(Element boundary records)
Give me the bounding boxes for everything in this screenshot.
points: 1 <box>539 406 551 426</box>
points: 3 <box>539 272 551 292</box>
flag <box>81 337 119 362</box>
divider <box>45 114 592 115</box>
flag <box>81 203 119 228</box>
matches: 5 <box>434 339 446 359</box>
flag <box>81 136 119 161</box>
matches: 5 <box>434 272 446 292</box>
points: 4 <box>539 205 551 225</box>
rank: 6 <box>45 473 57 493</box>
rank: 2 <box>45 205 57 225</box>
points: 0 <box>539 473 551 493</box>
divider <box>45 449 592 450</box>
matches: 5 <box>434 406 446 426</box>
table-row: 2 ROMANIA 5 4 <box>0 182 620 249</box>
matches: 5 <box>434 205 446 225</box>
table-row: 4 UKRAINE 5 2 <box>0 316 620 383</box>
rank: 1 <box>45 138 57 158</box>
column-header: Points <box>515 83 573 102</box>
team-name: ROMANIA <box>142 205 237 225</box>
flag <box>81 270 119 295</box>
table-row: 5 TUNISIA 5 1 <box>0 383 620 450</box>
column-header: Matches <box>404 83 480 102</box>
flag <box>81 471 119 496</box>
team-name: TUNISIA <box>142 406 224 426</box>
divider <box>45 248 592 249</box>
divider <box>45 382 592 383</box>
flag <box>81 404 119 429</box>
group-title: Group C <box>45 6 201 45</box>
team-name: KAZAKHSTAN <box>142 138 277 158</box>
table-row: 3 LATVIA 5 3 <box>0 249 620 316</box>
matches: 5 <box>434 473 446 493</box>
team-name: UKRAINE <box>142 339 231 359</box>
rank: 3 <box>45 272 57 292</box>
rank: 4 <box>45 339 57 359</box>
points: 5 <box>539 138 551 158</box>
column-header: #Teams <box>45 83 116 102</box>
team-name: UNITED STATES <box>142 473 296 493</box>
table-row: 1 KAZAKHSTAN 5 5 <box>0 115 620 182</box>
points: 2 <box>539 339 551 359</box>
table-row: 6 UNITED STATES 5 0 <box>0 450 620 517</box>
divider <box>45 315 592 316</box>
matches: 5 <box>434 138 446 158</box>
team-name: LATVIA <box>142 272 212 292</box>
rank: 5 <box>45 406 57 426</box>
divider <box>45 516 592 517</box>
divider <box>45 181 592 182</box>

*Task details*:
Edit the entries above so that every "divider" becomes "separator", and keep every other part of each line as it is.

*Final result*:
Give me the bounding boxes for everything in this screenshot.
points: 1 <box>539 406 551 426</box>
points: 3 <box>539 272 551 292</box>
flag <box>81 337 119 362</box>
separator <box>45 114 592 115</box>
flag <box>81 203 119 228</box>
matches: 5 <box>434 339 446 359</box>
flag <box>81 136 119 161</box>
matches: 5 <box>434 272 446 292</box>
points: 4 <box>539 205 551 225</box>
rank: 6 <box>45 473 57 493</box>
rank: 2 <box>45 205 57 225</box>
points: 0 <box>539 473 551 493</box>
separator <box>45 449 592 450</box>
matches: 5 <box>434 406 446 426</box>
table-row: 2 ROMANIA 5 4 <box>0 182 620 249</box>
matches: 5 <box>434 205 446 225</box>
table-row: 4 UKRAINE 5 2 <box>0 316 620 383</box>
rank: 1 <box>45 138 57 158</box>
column-header: Points <box>515 83 573 102</box>
team-name: ROMANIA <box>142 205 237 225</box>
flag <box>81 270 119 295</box>
table-row: 5 TUNISIA 5 1 <box>0 383 620 450</box>
column-header: Matches <box>404 83 480 102</box>
flag <box>81 471 119 496</box>
team-name: TUNISIA <box>142 406 224 426</box>
separator <box>45 248 592 249</box>
separator <box>45 382 592 383</box>
flag <box>81 404 119 429</box>
group-title: Group C <box>45 6 201 45</box>
team-name: KAZAKHSTAN <box>142 138 277 158</box>
table-row: 3 LATVIA 5 3 <box>0 249 620 316</box>
matches: 5 <box>434 473 446 493</box>
team-name: UKRAINE <box>142 339 231 359</box>
rank: 3 <box>45 272 57 292</box>
rank: 4 <box>45 339 57 359</box>
points: 5 <box>539 138 551 158</box>
column-header: #Teams <box>45 83 116 102</box>
team-name: UNITED STATES <box>142 473 296 493</box>
table-row: 1 KAZAKHSTAN 5 5 <box>0 115 620 182</box>
points: 2 <box>539 339 551 359</box>
table-row: 6 UNITED STATES 5 0 <box>0 450 620 517</box>
separator <box>45 315 592 316</box>
matches: 5 <box>434 138 446 158</box>
team-name: LATVIA <box>142 272 212 292</box>
rank: 5 <box>45 406 57 426</box>
separator <box>45 516 592 517</box>
separator <box>45 181 592 182</box>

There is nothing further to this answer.